Where the word "profil" occurs in a line of the data, return the whole line.
--- START ---
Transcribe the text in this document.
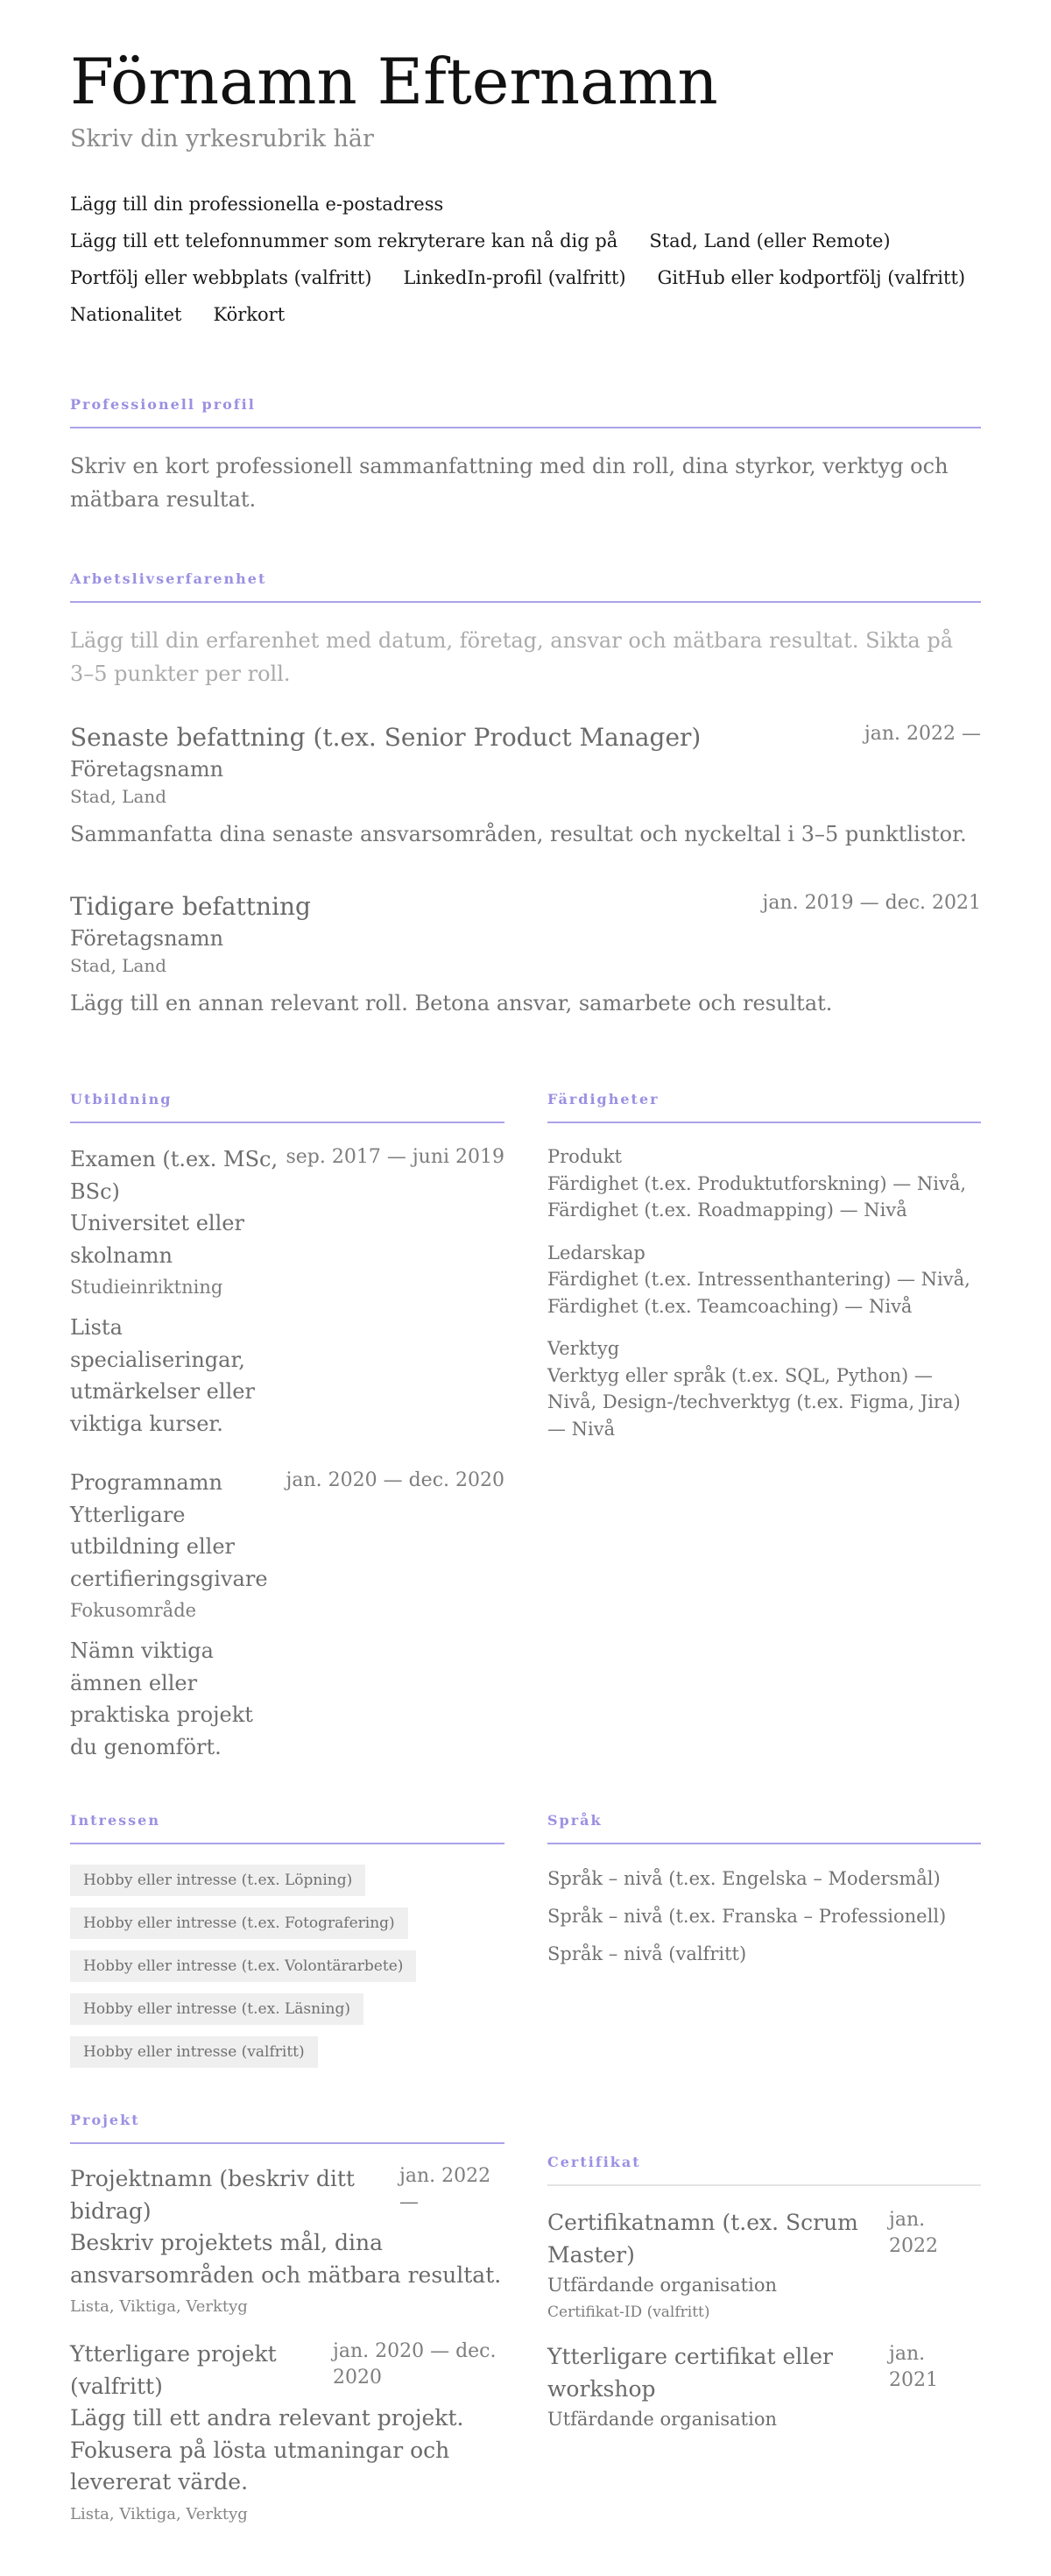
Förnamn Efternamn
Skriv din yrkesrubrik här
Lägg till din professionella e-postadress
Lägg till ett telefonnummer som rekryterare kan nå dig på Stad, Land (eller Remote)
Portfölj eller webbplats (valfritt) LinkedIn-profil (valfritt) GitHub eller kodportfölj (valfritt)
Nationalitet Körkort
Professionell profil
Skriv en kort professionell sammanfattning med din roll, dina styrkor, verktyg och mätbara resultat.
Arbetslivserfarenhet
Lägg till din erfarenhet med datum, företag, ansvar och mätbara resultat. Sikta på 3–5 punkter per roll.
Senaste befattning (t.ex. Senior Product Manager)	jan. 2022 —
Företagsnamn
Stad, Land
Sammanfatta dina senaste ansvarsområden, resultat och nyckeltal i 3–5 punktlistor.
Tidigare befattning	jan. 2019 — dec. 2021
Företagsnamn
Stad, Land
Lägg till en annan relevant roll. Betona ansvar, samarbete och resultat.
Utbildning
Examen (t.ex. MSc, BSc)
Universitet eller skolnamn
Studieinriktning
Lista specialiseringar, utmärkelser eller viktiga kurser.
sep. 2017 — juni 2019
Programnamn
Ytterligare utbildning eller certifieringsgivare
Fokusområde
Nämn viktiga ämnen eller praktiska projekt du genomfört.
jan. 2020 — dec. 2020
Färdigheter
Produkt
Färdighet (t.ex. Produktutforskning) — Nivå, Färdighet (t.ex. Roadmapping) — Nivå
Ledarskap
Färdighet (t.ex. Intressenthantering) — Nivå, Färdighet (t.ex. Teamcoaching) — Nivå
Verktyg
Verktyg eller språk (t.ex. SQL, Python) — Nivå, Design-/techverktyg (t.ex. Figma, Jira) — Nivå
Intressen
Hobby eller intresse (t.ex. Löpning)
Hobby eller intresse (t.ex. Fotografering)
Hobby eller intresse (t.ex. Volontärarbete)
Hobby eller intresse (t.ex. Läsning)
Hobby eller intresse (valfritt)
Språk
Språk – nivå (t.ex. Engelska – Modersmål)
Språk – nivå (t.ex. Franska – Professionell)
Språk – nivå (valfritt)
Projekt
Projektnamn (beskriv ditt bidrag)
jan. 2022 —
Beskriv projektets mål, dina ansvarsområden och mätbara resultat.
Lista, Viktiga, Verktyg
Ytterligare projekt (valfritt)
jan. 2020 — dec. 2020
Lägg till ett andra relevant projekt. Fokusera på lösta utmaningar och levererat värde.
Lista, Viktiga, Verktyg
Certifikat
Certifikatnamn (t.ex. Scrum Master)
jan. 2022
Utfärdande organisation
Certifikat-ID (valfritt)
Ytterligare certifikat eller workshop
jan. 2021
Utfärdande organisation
--- END ---
--- START ---
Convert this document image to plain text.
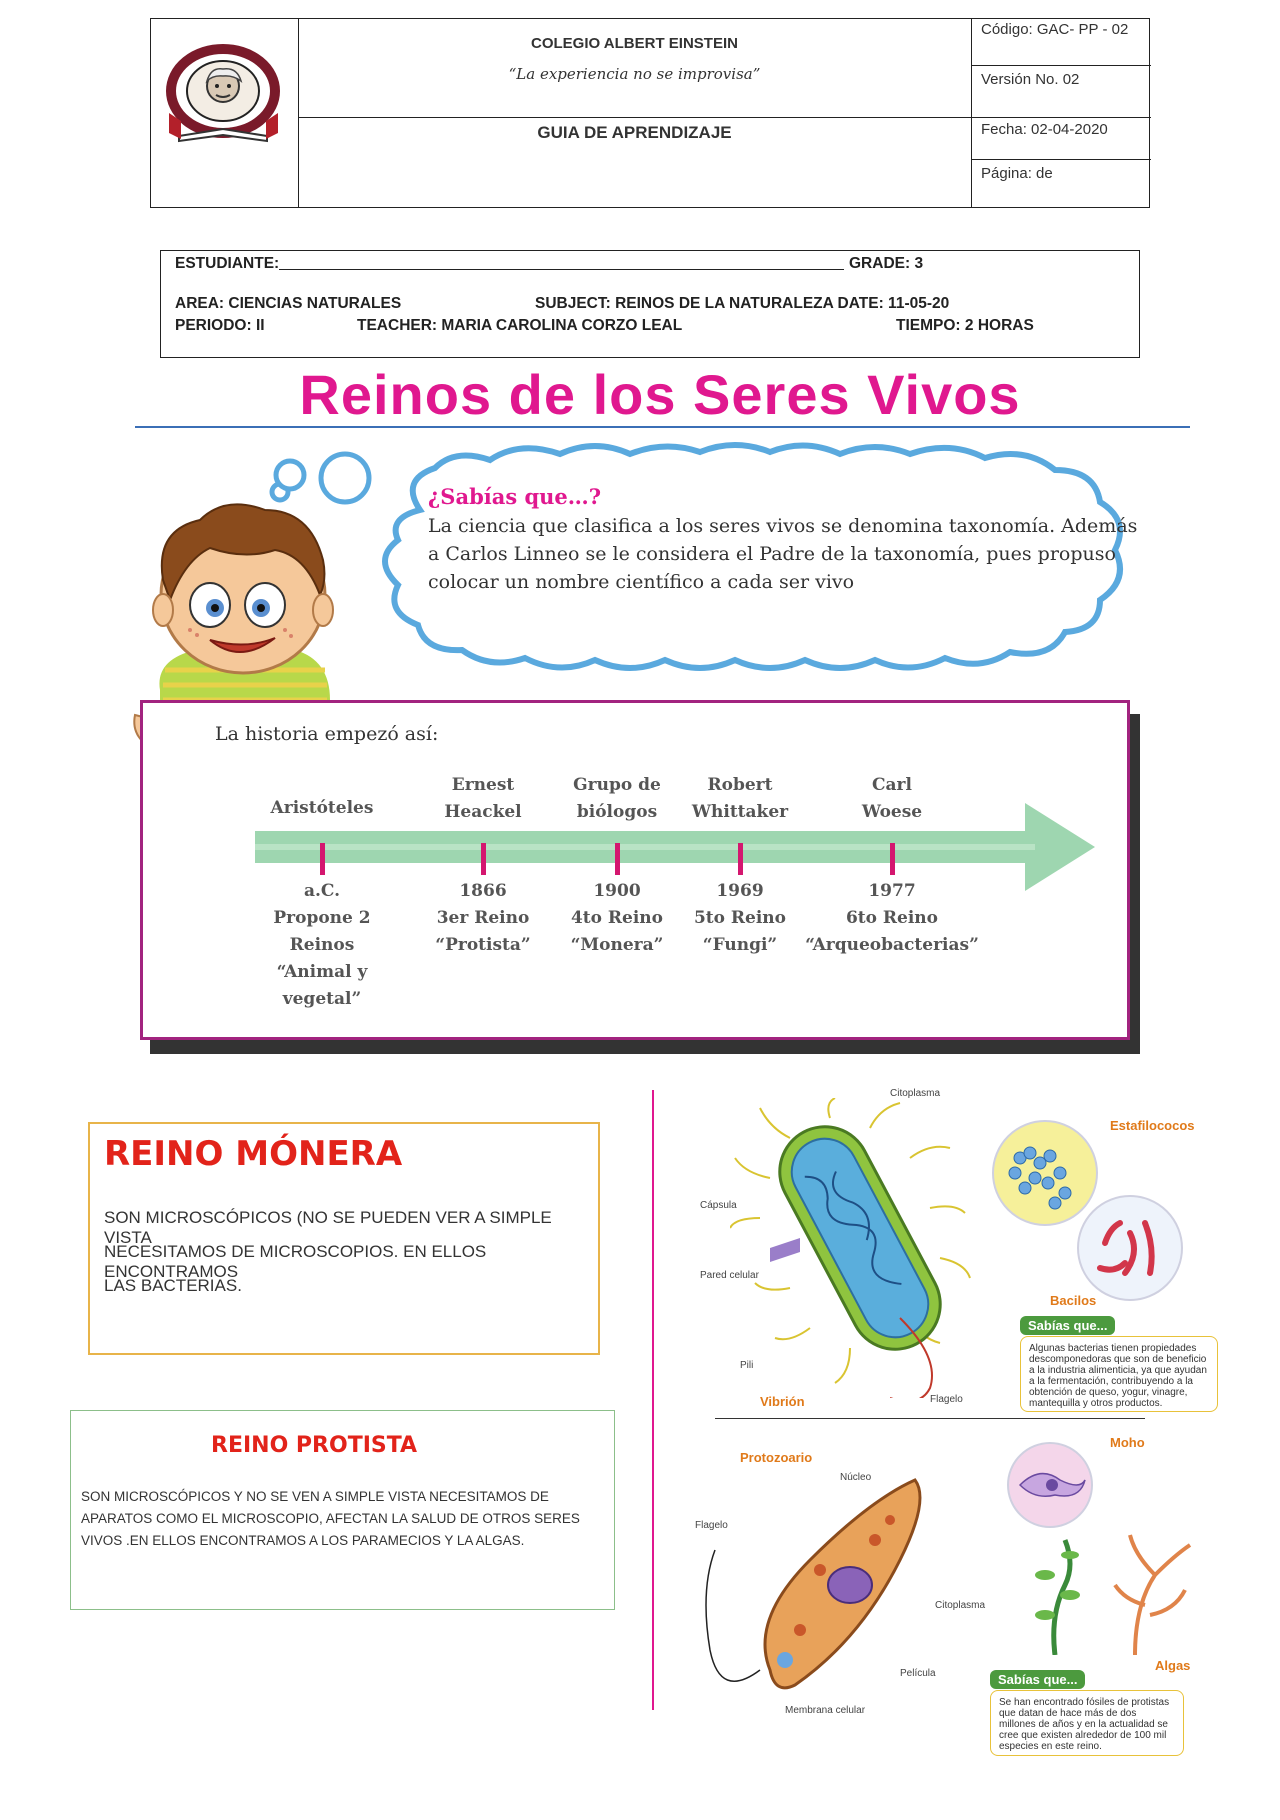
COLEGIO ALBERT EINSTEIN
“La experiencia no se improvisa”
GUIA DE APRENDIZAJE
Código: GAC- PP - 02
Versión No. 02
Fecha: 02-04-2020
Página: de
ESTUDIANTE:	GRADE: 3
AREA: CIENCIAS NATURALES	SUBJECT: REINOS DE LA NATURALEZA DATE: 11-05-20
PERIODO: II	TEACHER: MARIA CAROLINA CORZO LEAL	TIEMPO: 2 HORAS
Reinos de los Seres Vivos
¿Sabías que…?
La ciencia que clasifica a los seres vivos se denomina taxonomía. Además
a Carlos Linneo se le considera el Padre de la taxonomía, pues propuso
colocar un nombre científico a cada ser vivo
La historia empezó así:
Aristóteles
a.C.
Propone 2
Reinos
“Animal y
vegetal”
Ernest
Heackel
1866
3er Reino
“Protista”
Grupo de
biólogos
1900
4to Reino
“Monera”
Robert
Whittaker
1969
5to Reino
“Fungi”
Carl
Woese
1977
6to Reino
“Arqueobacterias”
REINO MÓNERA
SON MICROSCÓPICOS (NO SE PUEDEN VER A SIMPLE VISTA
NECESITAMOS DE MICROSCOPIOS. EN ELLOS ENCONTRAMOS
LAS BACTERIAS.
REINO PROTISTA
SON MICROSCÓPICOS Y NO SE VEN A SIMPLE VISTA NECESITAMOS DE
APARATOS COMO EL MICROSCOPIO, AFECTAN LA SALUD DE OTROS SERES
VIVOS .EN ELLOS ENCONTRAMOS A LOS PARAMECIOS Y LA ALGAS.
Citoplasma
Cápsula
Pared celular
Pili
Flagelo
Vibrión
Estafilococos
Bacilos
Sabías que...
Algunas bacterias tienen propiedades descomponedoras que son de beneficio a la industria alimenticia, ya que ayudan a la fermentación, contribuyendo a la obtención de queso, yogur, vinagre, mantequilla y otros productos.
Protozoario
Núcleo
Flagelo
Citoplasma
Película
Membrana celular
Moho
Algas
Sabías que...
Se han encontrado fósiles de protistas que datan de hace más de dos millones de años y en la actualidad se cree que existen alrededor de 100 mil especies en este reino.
--- END ---
# SOLVED PROBLEM
Portfölj eller webbplats (valfritt) LinkedIn-profil (valfritt) GitHub eller kodportfölj (valfritt)
Professionell profil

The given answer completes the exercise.